<<<<

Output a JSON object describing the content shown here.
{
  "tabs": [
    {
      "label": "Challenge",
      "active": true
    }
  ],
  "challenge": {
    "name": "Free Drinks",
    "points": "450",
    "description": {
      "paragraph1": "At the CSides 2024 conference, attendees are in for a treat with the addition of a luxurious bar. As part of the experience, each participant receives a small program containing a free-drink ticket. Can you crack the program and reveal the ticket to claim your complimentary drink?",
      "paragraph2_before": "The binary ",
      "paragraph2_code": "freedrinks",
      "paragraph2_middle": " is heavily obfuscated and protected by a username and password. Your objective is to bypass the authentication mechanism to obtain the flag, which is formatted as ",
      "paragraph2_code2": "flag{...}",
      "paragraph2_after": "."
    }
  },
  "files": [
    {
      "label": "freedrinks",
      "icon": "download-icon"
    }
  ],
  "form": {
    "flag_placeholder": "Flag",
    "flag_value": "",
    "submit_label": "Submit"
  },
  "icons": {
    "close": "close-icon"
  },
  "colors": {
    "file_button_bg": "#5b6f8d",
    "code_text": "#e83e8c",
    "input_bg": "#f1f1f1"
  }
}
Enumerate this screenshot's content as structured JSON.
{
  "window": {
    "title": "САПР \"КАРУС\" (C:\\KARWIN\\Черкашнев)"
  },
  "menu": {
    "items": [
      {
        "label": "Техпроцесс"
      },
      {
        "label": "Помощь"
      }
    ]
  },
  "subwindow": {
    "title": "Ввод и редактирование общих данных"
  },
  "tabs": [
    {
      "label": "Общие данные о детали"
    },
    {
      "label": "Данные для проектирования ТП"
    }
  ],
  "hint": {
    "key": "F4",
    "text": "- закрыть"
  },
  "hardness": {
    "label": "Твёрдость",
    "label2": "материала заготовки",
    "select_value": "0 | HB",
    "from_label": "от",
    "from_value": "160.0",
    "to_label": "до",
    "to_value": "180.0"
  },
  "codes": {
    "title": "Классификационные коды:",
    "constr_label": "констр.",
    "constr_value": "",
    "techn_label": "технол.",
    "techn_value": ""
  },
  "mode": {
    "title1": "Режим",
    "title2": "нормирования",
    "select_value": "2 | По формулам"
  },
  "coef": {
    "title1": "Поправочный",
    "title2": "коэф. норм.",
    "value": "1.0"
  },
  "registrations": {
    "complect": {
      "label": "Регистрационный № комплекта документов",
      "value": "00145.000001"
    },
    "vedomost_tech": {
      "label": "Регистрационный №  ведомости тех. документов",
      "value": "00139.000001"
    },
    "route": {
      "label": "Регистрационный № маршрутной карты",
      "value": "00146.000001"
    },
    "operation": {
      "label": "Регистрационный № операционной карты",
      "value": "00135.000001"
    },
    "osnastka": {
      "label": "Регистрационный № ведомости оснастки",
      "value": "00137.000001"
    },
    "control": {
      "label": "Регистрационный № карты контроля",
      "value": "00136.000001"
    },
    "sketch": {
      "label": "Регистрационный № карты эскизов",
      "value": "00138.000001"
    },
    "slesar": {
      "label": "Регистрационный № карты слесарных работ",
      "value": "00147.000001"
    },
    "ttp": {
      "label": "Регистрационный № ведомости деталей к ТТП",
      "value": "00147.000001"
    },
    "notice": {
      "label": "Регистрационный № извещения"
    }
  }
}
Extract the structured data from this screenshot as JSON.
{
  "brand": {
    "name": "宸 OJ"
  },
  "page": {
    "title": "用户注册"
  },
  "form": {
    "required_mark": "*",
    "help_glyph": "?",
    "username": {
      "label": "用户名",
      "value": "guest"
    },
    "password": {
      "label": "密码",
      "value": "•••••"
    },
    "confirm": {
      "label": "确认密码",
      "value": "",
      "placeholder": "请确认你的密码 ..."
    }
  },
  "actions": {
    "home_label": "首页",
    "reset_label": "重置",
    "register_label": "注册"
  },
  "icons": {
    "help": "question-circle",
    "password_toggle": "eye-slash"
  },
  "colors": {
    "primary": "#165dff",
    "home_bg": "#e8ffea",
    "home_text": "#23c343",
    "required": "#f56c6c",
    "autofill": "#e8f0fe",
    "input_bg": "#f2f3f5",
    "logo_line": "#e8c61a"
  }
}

>>>>

Request:
Output the line containing "Extract the structured" and all lines after it to the end of the records, exactly as given.

Exercise output:
Extract the structured data from this screenshot as JSON.
{
  "brand": {
    "name": "宸 OJ"
  },
  "page": {
    "title": "用户注册"
  },
  "form": {
    "required_mark": "*",
    "help_glyph": "?",
    "username": {
      "label": "用户名",
      "value": "guest"
    },
    "password": {
      "label": "密码",
      "value": "•••••"
    },
    "confirm": {
      "label": "确认密码",
      "value": "",
      "placeholder": "请确认你的密码 ..."
    }
  },
  "actions": {
    "home_label": "首页",
    "reset_label": "重置",
    "register_label": "注册"
  },
  "icons": {
    "help": "question-circle",
    "password_toggle": "eye-slash"
  },
  "colors": {
    "primary": "#165dff",
    "home_bg": "#e8ffea",
    "home_text": "#23c343",
    "required": "#f56c6c",
    "autofill": "#e8f0fe",
    "input_bg": "#f2f3f5",
    "logo_line": "#e8c61a"
  }
}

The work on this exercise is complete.